Depuis le milieu des années 2010, le concept de découvrabilité fait l’objet de discussions dans les secteurs culturels francophones. Amorcées plus récemment, celles dans l’espace scientifique nécessitent une réflexion spécifique, et c’est justement ce que nous aimerions déployer dans la présente chronique, tout simplement dénommée « Découvrabilité ».
De la découvrabilité en culture…
Bien que sur les lèvres de bon nombre de politiciennes et politiciens et d’actrices et acteurs du champ culturel depuis quelques années, le concept de découvrabilité n’est pas nouveau. Dans sa version anglaise, le mot « discoverability » apparaîtrait à la fin du 18e siècle en Angleterre. Il s’agit d’abord d’un terme juridique qui exprime « le fait que des informations ou des documents doivent être mis à la disposition de l’autre partie dans une affaire judiciaire1 ». Son emploi demeure relativement limité jusqu’à ce que l’essor du numérique lui donne une signification nouvelle : le concept signifie dès lors « la qualité ou le fait d’être découvrable », « la capacité d’être découvert, trouvé, etc.2».
Dans l’univers francophone, la réflexion sur la découvrabilité des contenus est plus récente. Articulée à la langue, elle permet d’identifier, dans un environnement technologique donné, les facteurs associés à la capacité de trouver ou de découvrir des contenus numériques. Théorisée par les milieux culturels afin de mieux comprendre les mécanismes d’invisibilisation des œuvres produites en français sur les plateformes de découverte de contenu (Google, Spotify, Apple Music, Netflix, Amazon Prime, et autres), la notion de découvrabilité vise à soutenir et à renforcer la diversité culturelle.
========================
(Exercice proposé):
Reproduisez intégralement le texte sur la découvrabilité, sans en modifier un seul mot. Les données n'interviennent en rien dans cet exercice.
========================
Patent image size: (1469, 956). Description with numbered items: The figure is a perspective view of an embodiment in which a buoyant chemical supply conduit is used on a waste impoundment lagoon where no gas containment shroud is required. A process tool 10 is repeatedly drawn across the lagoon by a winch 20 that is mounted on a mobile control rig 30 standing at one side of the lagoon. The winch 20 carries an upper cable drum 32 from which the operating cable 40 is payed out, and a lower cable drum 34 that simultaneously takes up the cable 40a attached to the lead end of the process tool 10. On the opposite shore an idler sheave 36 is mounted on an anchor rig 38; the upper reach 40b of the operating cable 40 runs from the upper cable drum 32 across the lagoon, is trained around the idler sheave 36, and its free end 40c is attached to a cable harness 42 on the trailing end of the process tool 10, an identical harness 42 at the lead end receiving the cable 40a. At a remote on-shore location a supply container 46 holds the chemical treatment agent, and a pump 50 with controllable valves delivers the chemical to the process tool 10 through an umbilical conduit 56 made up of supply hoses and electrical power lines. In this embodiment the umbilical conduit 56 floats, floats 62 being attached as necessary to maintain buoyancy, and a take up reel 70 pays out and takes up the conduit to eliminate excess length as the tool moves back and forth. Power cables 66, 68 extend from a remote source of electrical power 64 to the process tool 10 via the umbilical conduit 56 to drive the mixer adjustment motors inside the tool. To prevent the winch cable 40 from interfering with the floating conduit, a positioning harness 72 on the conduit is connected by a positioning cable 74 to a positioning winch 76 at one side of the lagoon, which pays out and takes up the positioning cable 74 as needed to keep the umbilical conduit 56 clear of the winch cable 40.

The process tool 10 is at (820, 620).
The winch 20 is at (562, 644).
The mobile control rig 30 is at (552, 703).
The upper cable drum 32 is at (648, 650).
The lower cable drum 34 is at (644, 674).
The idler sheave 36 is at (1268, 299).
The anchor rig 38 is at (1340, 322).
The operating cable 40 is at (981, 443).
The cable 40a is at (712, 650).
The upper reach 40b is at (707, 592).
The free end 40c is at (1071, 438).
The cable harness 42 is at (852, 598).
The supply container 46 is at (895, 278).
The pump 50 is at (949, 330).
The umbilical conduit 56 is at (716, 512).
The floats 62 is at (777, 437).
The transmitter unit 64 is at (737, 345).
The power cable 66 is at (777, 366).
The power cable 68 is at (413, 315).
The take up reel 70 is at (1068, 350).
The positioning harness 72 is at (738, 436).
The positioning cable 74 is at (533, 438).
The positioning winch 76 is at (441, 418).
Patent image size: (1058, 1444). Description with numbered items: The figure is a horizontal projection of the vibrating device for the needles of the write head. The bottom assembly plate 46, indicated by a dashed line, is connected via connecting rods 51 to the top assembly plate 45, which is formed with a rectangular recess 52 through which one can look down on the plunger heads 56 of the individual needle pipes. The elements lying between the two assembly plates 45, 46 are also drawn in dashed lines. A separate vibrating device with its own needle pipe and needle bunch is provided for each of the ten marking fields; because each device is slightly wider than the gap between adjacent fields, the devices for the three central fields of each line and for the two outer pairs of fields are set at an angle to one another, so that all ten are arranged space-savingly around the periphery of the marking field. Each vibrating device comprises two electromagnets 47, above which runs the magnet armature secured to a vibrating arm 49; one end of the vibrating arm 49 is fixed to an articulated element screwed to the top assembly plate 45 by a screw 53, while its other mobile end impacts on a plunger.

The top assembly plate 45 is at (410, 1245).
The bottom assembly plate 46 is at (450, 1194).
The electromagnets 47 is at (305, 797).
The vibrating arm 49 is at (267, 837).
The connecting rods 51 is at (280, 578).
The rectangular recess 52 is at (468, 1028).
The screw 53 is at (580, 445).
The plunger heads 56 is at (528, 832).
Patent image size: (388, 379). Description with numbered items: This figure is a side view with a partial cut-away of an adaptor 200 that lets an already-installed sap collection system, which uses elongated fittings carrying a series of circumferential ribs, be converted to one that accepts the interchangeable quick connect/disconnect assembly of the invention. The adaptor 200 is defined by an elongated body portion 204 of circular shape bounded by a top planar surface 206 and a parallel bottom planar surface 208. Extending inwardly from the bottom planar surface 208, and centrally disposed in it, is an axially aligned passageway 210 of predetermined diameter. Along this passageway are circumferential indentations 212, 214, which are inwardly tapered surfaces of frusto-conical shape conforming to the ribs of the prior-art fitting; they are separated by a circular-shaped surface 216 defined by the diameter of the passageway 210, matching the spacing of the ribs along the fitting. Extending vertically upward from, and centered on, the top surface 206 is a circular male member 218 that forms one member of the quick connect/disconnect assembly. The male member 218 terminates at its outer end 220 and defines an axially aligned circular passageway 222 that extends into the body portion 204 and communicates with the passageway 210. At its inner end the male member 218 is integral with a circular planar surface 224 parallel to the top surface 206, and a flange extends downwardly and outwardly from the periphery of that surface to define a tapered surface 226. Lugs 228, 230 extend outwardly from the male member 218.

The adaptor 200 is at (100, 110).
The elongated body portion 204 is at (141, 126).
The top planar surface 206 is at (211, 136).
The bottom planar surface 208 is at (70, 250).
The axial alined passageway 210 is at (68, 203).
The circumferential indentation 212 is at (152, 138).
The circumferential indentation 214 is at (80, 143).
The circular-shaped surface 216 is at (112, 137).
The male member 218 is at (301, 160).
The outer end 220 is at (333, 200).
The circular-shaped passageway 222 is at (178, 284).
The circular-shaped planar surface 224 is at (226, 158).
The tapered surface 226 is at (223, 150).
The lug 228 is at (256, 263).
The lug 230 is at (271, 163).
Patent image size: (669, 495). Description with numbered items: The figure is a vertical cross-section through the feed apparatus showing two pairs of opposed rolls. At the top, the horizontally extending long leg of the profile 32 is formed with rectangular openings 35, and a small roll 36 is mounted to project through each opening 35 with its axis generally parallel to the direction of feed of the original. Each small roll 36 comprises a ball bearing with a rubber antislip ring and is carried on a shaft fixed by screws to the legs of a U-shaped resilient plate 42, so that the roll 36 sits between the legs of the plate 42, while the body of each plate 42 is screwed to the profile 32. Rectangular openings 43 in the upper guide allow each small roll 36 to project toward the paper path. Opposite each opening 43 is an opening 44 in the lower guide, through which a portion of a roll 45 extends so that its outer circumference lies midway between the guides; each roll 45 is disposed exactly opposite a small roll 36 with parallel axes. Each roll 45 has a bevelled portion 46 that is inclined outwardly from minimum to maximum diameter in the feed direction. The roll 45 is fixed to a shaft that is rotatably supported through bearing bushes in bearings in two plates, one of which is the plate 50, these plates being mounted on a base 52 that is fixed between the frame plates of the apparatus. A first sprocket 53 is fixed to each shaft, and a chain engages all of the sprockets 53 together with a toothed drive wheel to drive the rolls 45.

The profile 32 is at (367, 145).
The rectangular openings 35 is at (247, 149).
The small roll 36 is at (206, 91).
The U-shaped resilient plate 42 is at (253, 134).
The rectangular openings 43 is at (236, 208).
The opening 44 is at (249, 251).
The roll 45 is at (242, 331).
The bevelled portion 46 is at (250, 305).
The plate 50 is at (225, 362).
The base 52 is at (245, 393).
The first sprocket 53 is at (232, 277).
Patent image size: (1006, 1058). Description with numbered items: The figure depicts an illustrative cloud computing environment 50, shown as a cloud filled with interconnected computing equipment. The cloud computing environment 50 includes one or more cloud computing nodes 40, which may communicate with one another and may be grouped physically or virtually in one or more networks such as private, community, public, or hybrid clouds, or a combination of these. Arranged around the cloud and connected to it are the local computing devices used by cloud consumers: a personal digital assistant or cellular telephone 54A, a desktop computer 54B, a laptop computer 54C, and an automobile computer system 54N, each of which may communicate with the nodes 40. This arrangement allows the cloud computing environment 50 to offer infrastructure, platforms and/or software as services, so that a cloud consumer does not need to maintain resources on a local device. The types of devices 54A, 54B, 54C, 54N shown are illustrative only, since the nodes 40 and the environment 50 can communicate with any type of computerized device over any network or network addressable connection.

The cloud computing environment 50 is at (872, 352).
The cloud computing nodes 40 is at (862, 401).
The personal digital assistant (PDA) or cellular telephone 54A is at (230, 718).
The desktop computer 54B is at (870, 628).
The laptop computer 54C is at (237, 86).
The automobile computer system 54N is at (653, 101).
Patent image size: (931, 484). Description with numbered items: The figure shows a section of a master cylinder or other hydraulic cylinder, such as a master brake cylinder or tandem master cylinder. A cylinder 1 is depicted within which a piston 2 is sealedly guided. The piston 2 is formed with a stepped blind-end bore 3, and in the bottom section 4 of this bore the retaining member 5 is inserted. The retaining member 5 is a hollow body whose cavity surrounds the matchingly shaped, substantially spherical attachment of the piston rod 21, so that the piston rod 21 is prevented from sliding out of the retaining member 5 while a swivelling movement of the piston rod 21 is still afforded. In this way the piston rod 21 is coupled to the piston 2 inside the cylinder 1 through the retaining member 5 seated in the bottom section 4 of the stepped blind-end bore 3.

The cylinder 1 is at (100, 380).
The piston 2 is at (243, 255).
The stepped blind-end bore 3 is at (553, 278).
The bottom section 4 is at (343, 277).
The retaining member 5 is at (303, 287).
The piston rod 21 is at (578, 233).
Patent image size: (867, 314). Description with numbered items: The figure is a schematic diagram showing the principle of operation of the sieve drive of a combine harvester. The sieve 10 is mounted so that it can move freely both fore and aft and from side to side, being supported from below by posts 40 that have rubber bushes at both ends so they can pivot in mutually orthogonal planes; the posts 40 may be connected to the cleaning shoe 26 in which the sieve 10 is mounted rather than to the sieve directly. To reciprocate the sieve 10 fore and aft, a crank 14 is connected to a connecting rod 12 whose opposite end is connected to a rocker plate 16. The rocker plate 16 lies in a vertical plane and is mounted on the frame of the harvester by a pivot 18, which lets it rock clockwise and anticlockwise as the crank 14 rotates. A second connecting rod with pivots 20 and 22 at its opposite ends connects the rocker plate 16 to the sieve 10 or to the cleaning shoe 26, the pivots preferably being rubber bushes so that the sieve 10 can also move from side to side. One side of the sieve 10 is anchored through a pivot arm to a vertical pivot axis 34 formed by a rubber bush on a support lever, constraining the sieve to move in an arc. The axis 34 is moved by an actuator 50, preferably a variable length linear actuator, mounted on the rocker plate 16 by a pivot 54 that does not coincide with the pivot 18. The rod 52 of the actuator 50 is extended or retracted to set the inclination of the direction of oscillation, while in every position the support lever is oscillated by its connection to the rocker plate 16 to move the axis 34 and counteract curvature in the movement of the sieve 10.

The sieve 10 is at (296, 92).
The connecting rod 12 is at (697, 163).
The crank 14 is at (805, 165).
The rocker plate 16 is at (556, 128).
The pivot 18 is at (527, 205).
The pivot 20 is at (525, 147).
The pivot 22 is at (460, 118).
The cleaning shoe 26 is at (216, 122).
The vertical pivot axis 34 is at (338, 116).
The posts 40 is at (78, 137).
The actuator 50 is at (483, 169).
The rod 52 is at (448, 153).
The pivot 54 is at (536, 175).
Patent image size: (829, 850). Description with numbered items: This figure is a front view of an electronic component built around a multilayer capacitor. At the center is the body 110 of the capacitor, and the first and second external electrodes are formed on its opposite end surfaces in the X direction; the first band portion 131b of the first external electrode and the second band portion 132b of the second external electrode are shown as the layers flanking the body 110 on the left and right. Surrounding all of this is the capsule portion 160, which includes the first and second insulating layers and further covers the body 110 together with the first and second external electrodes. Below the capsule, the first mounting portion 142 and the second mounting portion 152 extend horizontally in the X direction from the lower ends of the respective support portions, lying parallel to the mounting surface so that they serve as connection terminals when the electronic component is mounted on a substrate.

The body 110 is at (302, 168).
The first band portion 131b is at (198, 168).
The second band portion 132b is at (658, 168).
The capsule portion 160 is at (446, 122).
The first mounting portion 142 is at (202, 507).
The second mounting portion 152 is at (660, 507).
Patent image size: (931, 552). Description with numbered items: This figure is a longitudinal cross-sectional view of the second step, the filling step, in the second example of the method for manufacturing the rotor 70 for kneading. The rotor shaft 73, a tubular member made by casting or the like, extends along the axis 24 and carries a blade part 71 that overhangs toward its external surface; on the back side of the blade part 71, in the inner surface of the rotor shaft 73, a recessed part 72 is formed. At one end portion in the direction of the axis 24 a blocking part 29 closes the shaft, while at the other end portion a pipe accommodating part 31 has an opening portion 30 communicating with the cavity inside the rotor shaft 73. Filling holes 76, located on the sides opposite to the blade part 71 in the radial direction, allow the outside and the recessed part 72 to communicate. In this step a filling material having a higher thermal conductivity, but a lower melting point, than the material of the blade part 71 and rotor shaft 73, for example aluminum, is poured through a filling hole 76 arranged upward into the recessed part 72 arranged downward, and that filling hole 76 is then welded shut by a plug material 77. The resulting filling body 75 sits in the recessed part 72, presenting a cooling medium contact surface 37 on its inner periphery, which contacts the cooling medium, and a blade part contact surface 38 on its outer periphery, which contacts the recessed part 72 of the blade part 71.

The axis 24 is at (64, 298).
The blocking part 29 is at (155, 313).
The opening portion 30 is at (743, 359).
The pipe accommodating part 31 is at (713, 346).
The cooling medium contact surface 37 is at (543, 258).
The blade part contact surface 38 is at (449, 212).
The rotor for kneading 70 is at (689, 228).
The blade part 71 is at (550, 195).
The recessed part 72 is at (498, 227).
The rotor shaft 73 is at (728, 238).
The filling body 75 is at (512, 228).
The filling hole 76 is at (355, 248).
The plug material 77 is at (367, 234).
========================
(Solution proposée):
Depuis le milieu des années 2010, le concept de découvrabilité fait l’objet de discussions dans les secteurs culturels francophones. Amorcées plus récemment, celles dans l’espace scientifique nécessitent une réflexion spécifique, et c’est justement ce que nous aimerions déployer dans la présente chronique, tout simplement dénommée « Découvrabilité ».
De la découvrabilité en culture…
Bien que sur les lèvres de bon nombre de politiciennes et politiciens et d’actrices et acteurs du champ culturel depuis quelques années, le concept de découvrabilité n’est pas nouveau. Dans sa version anglaise, le mot « discoverability » apparaîtrait à la fin du 18e siècle en Angleterre. Il s’agit d’abord d’un terme juridique qui exprime « le fait que des informations ou des documents doivent être mis à la disposition de l’autre partie dans une affaire judiciaire1 ». Son emploi demeure relativement limité jusqu’à ce que l’essor du numérique lui donne une signification nouvelle : le concept signifie dès lors « la qualité ou le fait d’être découvrable », « la capacité d’être découvert, trouvé, etc.2».
Dans l’univers francophone, la réflexion sur la découvrabilité des contenus est plus récente. Articulée à la langue, elle permet d’identifier, dans un environnement technologique donné, les facteurs associés à la capacité de trouver ou de découvrir des contenus numériques. Théorisée par les milieux culturels afin de mieux comprendre les mécanismes d’invisibilisation des œuvres produites en français sur les plateformes de découverte de contenu (Google, Spotify, Apple Music, Netflix, Amazon Prime, et autres), la notion de découvrabilité vise à soutenir et à renforcer la diversité culturelle.